■ Task goal
Reproduce the listing word for word. Skip any image.

[Saved data entries]
* Begin *

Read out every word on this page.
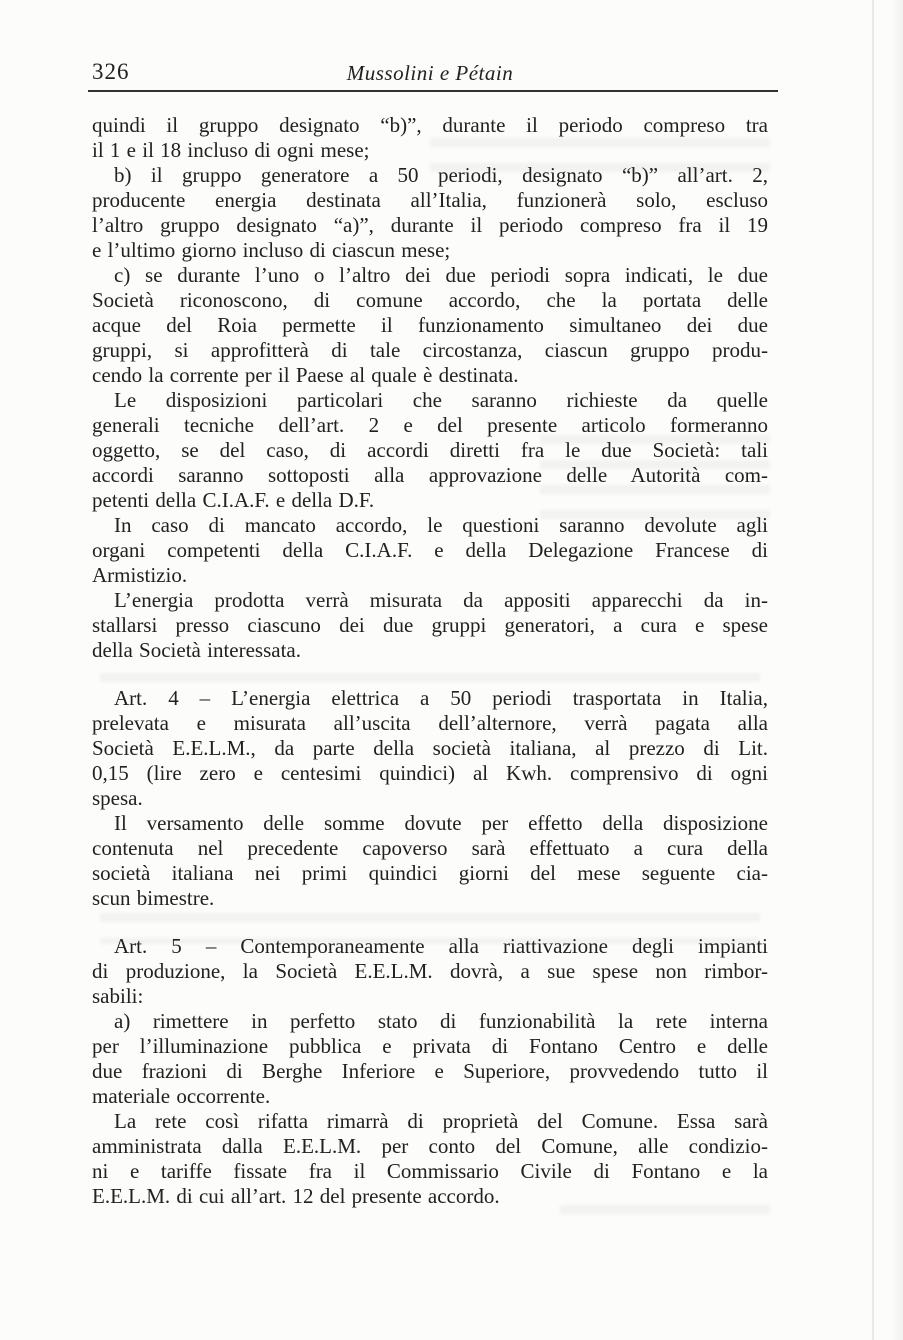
326	Mussolini e Pétain
quindi il gruppo designato “b)”, durante il periodo compreso tra
il 1 e il 18 incluso di ogni mese;
b) il gruppo generatore a 50 periodi, designato “b)” all’art. 2,
producente energia destinata all’Italia, funzionerà solo, escluso
l’altro gruppo designato “a)”, durante il periodo compreso fra il 19
e l’ultimo giorno incluso di ciascun mese;
c) se durante l’uno o l’altro dei due periodi sopra indicati, le due
Società riconoscono, di comune accordo, che la portata delle
acque del Roia permette il funzionamento simultaneo dei due
gruppi, si approfitterà di tale circostanza, ciascun gruppo produ-
cendo la corrente per il Paese al quale è destinata.
Le disposizioni particolari che saranno richieste da quelle
generali tecniche dell’art. 2 e del presente articolo formeranno
oggetto, se del caso, di accordi diretti fra le due Società: tali
accordi saranno sottoposti alla approvazione delle Autorità com-
petenti della C.I.A.F. e della D.F.
In caso di mancato accordo, le questioni saranno devolute agli
organi competenti della C.I.A.F. e della Delegazione Francese di
Armistizio.
L’energia prodotta verrà misurata da appositi apparecchi da in-
stallarsi presso ciascuno dei due gruppi generatori, a cura e spese
della Società interessata.
Art. 4 – L’energia elettrica a 50 periodi trasportata in Italia,
prelevata e misurata all’uscita dell’alternore, verrà pagata alla
Società E.E.L.M., da parte della società italiana, al prezzo di Lit.
0,15 (lire zero e centesimi quindici) al Kwh. comprensivo di ogni
spesa.
Il versamento delle somme dovute per effetto della disposizione
contenuta nel precedente capoverso sarà effettuato a cura della
società italiana nei primi quindici giorni del mese seguente cia-
scun bimestre.
Art. 5 – Contemporaneamente alla riattivazione degli impianti
di produzione, la Società E.E.L.M. dovrà, a sue spese non rimbor-
sabili:
a) rimettere in perfetto stato di funzionabilità la rete interna
per l’illuminazione pubblica e privata di Fontano Centro e delle
due frazioni di Berghe Inferiore e Superiore, provvedendo tutto il
materiale occorrente.
La rete così rifatta rimarrà di proprietà del Comune. Essa sarà
amministrata dalla E.E.L.M. per conto del Comune, alle condizio-
ni e tariffe fissate fra il Commissario Civile di Fontano e la
E.E.L.M. di cui all’art. 12 del presente accordo.
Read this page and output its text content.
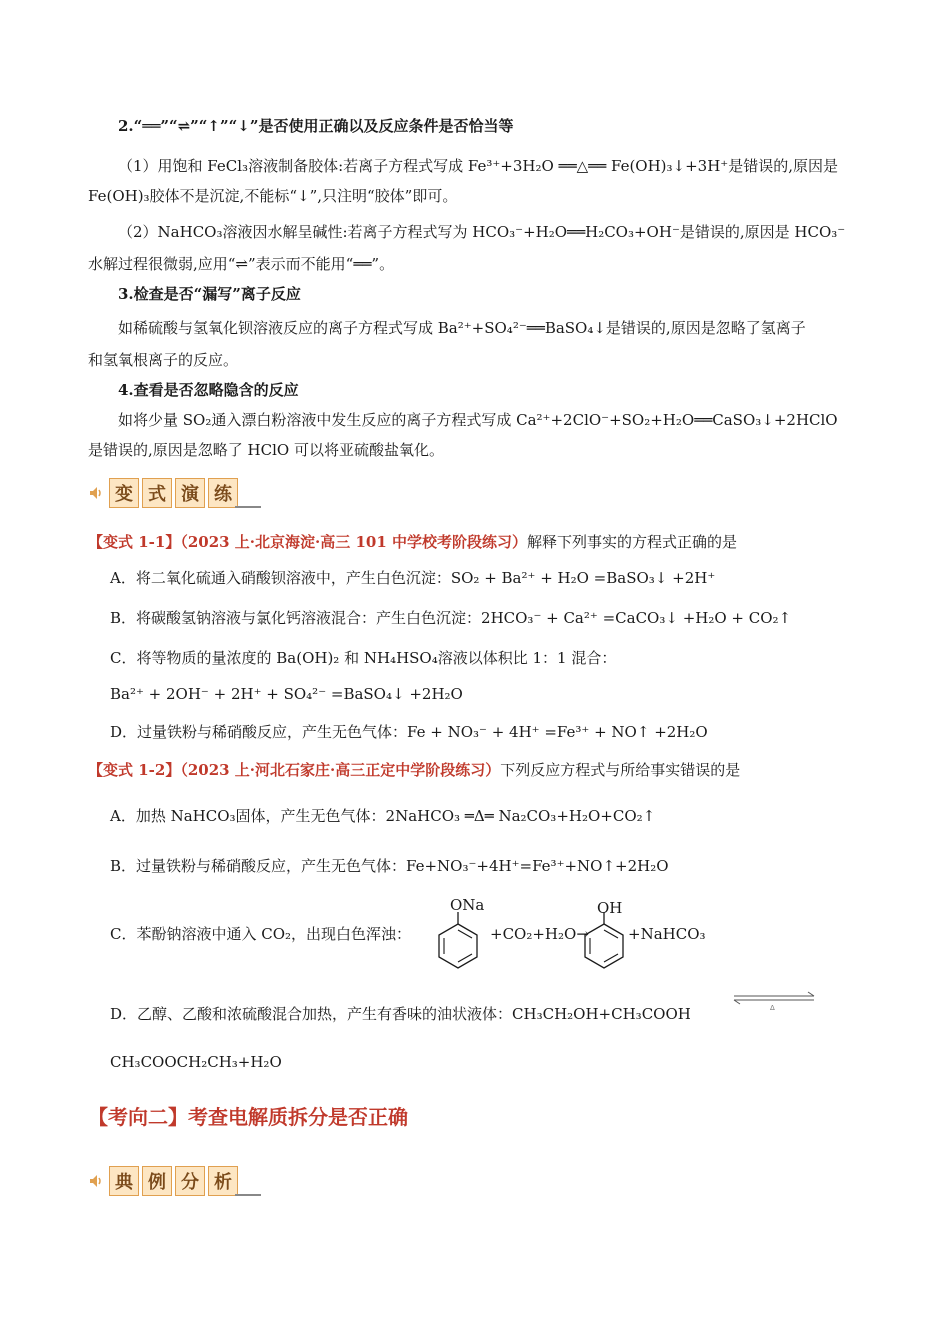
2.“══”“⇌”“↑”“↓”是否使用正确以及反应条件是否恰当等
（1）用饱和 FeCl₃溶液制备胶体:若离子方程式写成 Fe³⁺+3H₂O ══△══ Fe(OH)₃↓+3H⁺是错误的,原因是
Fe(OH)₃胶体不是沉淀,不能标“↓”,只注明“胶体”即可。
（2）NaHCO₃溶液因水解呈碱性:若离子方程式写为 HCO₃⁻+H₂O══H₂CO₃+OH⁻是错误的,原因是 HCO₃⁻
水解过程很微弱,应用“⇌”表示而不能用“══”。
3.检查是否“漏写”离子反应
如稀硫酸与氢氧化钡溶液反应的离子方程式写成 Ba²⁺+SO₄²⁻══BaSO₄↓是错误的,原因是忽略了氢离子
和氢氧根离子的反应。
4.查看是否忽略隐含的反应
如将少量 SO₂通入漂白粉溶液中发生反应的离子方程式写成 Ca²⁺+2ClO⁻+SO₂+H₂O══CaSO₃↓+2HClO
是错误的,原因是忽略了 HClO 可以将亚硫酸盐氧化。
变 式 演 练
【变式 1-1】（2023 上·北京海淀·高三 101 中学校考阶段练习）解释下列事实的方程式正确的是
A．将二氧化硫通入硝酸钡溶液中，产生白色沉淀：SO₂ + Ba²⁺ + H₂O =BaSO₃↓ +2H⁺
B．将碳酸氢钠溶液与氯化钙溶液混合：产生白色沉淀：2HCO₃⁻ + Ca²⁺ =CaCO₃↓ +H₂O + CO₂↑
C．将等物质的量浓度的 Ba(OH)₂ 和 NH₄HSO₄溶液以体积比 1：1 混合：
Ba²⁺ + 2OH⁻ + 2H⁺ + SO₄²⁻ =BaSO₄↓ +2H₂O
D．过量铁粉与稀硝酸反应，产生无色气体：Fe + NO₃⁻ + 4H⁺ =Fe³⁺ + NO↑ +2H₂O
【变式 1-2】（2023 上·河北石家庄·高三正定中学阶段练习）下列反应方程式与所给事实错误的是
A．加热 NaHCO₃固体，产生无色气体：2NaHCO₃ ═Δ═ Na₂CO₃+H₂O+CO₂↑
B．过量铁粉与稀硝酸反应，产生无色气体：Fe+NO₃⁻+4H⁺=Fe³⁺+NO↑+2H₂O
C．苯酚钠溶液中通入 CO₂，出现白色浑浊：
ONa
+CO₂+H₂O→
OH
+NaHCO₃
D．乙醇、乙酸和浓硫酸混合加热，产生有香味的油状液体：CH₃CH₂OH+CH₃COOH	Δ
CH₃COOCH₂CH₃+H₂O
【考向二】考查电解质拆分是否正确
典 例 分 析
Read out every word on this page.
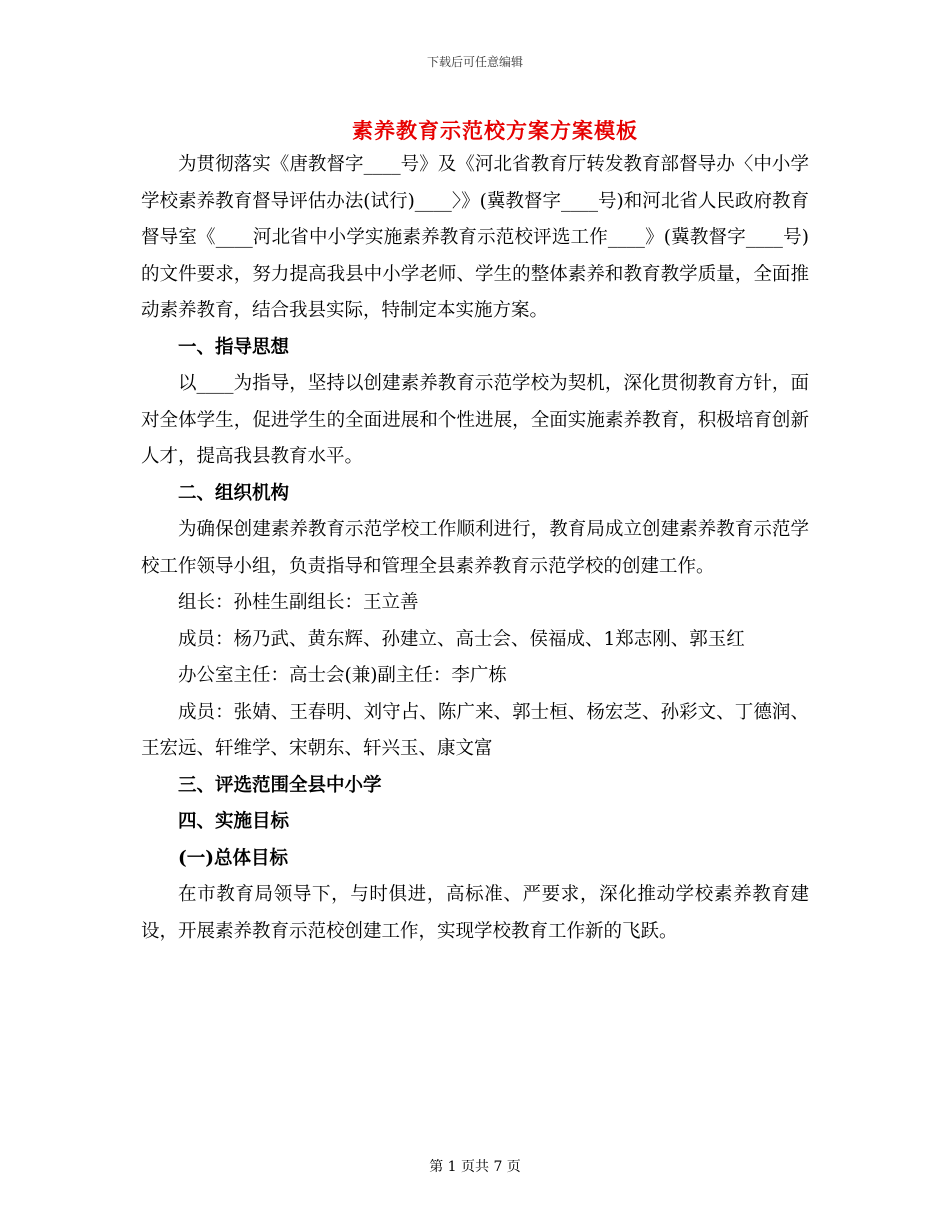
下载后可任意编辑
素养教育示范校方案方案模板

为贯彻落实《唐教督字____号》及《河北省教育厅转发教育部督导办〈中小学学校素养教育督导评估办法(试行)____〉》(冀教督字____号)和河北省人民政府教育督导室《____河北省中小学实施素养教育示范校评选工作____》(冀教督字____号)的文件要求，努力提高我县中小学老师、学生的整体素养和教育教学质量，全面推动素养教育，结合我县实际，特制定本实施方案。

一、指导思想

以____为指导，坚持以创建素养教育示范学校为契机，深化贯彻教育方针，面对全体学生，促进学生的全面进展和个性进展，全面实施素养教育，积极培育创新人才，提高我县教育水平。

二、组织机构

为确保创建素养教育示范学校工作顺利进行，教育局成立创建素养教育示范学校工作领导小组，负责指导和管理全县素养教育示范学校的创建工作。

组长：孙桂生副组长：王立善

成员：杨乃武、黄东辉、孙建立、高士会、侯福成、1郑志刚、郭玉红

办公室主任：高士会(兼)副主任：李广栋

成员：张婧、王春明、刘守占、陈广来、郭士桓、杨宏芝、孙彩文、丁德润、王宏远、轩维学、宋朝东、轩兴玉、康文富

三、评选范围全县中小学

四、实施目标

(一)总体目标

在市教育局领导下，与时俱进，高标准、严要求，深化推动学校素养教育建设，开展素养教育示范校创建工作，实现学校教育工作新的飞跃。

第 1 页共 7 页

* End *

■ Output of the exercise
Read out every word on this page.
326	Mussolini e Pétain
quindi il gruppo designato “b)”, durante il periodo compreso tra
il 1 e il 18 incluso di ogni mese;
b) il gruppo generatore a 50 periodi, designato “b)” all’art. 2,
producente energia destinata all’Italia, funzionerà solo, escluso
l’altro gruppo designato “a)”, durante il periodo compreso fra il 19
e l’ultimo giorno incluso di ciascun mese;
c) se durante l’uno o l’altro dei due periodi sopra indicati, le due
Società riconoscono, di comune accordo, che la portata delle
acque del Roia permette il funzionamento simultaneo dei due
gruppi, si approfitterà di tale circostanza, ciascun gruppo produ-
cendo la corrente per il Paese al quale è destinata.
Le disposizioni particolari che saranno richieste da quelle
generali tecniche dell’art. 2 e del presente articolo formeranno
oggetto, se del caso, di accordi diretti fra le due Società: tali
accordi saranno sottoposti alla approvazione delle Autorità com-
petenti della C.I.A.F. e della D.F.
In caso di mancato accordo, le questioni saranno devolute agli
organi competenti della C.I.A.F. e della Delegazione Francese di
Armistizio.
L’energia prodotta verrà misurata da appositi apparecchi da in-
stallarsi presso ciascuno dei due gruppi generatori, a cura e spese
della Società interessata.
Art. 4 – L’energia elettrica a 50 periodi trasportata in Italia,
prelevata e misurata all’uscita dell’alternore, verrà pagata alla
Società E.E.L.M., da parte della società italiana, al prezzo di Lit.
0,15 (lire zero e centesimi quindici) al Kwh. comprensivo di ogni
spesa.
Il versamento delle somme dovute per effetto della disposizione
contenuta nel precedente capoverso sarà effettuato a cura della
società italiana nei primi quindici giorni del mese seguente cia-
scun bimestre.
Art. 5 – Contemporaneamente alla riattivazione degli impianti
di produzione, la Società E.E.L.M. dovrà, a sue spese non rimbor-
sabili:
a) rimettere in perfetto stato di funzionabilità la rete interna
per l’illuminazione pubblica e privata di Fontano Centro e delle
due frazioni di Berghe Inferiore e Superiore, provvedendo tutto il
materiale occorrente.
La rete così rifatta rimarrà di proprietà del Comune. Essa sarà
amministrata dalla E.E.L.M. per conto del Comune, alle condizio-
ni e tariffe fissate fra il Commissario Civile di Fontano e la
E.E.L.M. di cui all’art. 12 del presente accordo.
Read this page and output its text content.
2.“══”“⇌”“↑”“↓”是否使用正确以及反应条件是否恰当等
（1）用饱和 FeCl₃溶液制备胶体:若离子方程式写成 Fe³⁺+3H₂O ══△══ Fe(OH)₃↓+3H⁺是错误的,原因是
Fe(OH)₃胶体不是沉淀,不能标“↓”,只注明“胶体”即可。
（2）NaHCO₃溶液因水解呈碱性:若离子方程式写为 HCO₃⁻+H₂O══H₂CO₃+OH⁻是错误的,原因是 HCO₃⁻
水解过程很微弱,应用“⇌”表示而不能用“══”。
3.检查是否“漏写”离子反应
如稀硫酸与氢氧化钡溶液反应的离子方程式写成 Ba²⁺+SO₄²⁻══BaSO₄↓是错误的,原因是忽略了氢离子
和氢氧根离子的反应。
4.查看是否忽略隐含的反应
如将少量 SO₂通入漂白粉溶液中发生反应的离子方程式写成 Ca²⁺+2ClO⁻+SO₂+H₂O══CaSO₃↓+2HClO
是错误的,原因是忽略了 HClO 可以将亚硫酸盐氧化。
变 式 演 练
【变式 1-1】（2023 上·北京海淀·高三 101 中学校考阶段练习）解释下列事实的方程式正确的是
A．将二氧化硫通入硝酸钡溶液中，产生白色沉淀：SO₂ + Ba²⁺ + H₂O =BaSO₃↓ +2H⁺
B．将碳酸氢钠溶液与氯化钙溶液混合：产生白色沉淀：2HCO₃⁻ + Ca²⁺ =CaCO₃↓ +H₂O + CO₂↑
C．将等物质的量浓度的 Ba(OH)₂ 和 NH₄HSO₄溶液以体积比 1：1 混合：
Ba²⁺ + 2OH⁻ + 2H⁺ + SO₄²⁻ =BaSO₄↓ +2H₂O
D．过量铁粉与稀硝酸反应，产生无色气体：Fe + NO₃⁻ + 4H⁺ =Fe³⁺ + NO↑ +2H₂O
【变式 1-2】（2023 上·河北石家庄·高三正定中学阶段练习）下列反应方程式与所给事实错误的是
A．加热 NaHCO₃固体，产生无色气体：2NaHCO₃ ═Δ═ Na₂CO₃+H₂O+CO₂↑
B．过量铁粉与稀硝酸反应，产生无色气体：Fe+NO₃⁻+4H⁺=Fe³⁺+NO↑+2H₂O
C．苯酚钠溶液中通入 CO₂，出现白色浑浊：
ONa
+CO₂+H₂O→
OH
+NaHCO₃
D．乙醇、乙酸和浓硫酸混合加热，产生有香味的油状液体：CH₃CH₂OH+CH₃COOH	Δ
CH₃COOCH₂CH₃+H₂O
【考向二】考查电解质拆分是否正确
典 例 分 析
Read out every word on this page.
下载后可任意编辑
素养教育示范校方案方案模板

为贯彻落实《唐教督字____号》及《河北省教育厅转发教育部督导办〈中小学学校素养教育督导评估办法(试行)____〉》(冀教督字____号)和河北省人民政府教育督导室《____河北省中小学实施素养教育示范校评选工作____》(冀教督字____号)的文件要求，努力提高我县中小学老师、学生的整体素养和教育教学质量，全面推动素养教育，结合我县实际，特制定本实施方案。

一、指导思想

以____为指导，坚持以创建素养教育示范学校为契机，深化贯彻教育方针，面对全体学生，促进学生的全面进展和个性进展，全面实施素养教育，积极培育创新人才，提高我县教育水平。

二、组织机构

为确保创建素养教育示范学校工作顺利进行，教育局成立创建素养教育示范学校工作领导小组，负责指导和管理全县素养教育示范学校的创建工作。

组长：孙桂生副组长：王立善

成员：杨乃武、黄东辉、孙建立、高士会、侯福成、1郑志刚、郭玉红

办公室主任：高士会(兼)副主任：李广栋

成员：张婧、王春明、刘守占、陈广来、郭士桓、杨宏芝、孙彩文、丁德润、王宏远、轩维学、宋朝东、轩兴玉、康文富

三、评选范围全县中小学

四、实施目标

(一)总体目标

在市教育局领导下，与时俱进，高标准、严要求，深化推动学校素养教育建设，开展素养教育示范校创建工作，实现学校教育工作新的飞跃。

第 1 页共 7 页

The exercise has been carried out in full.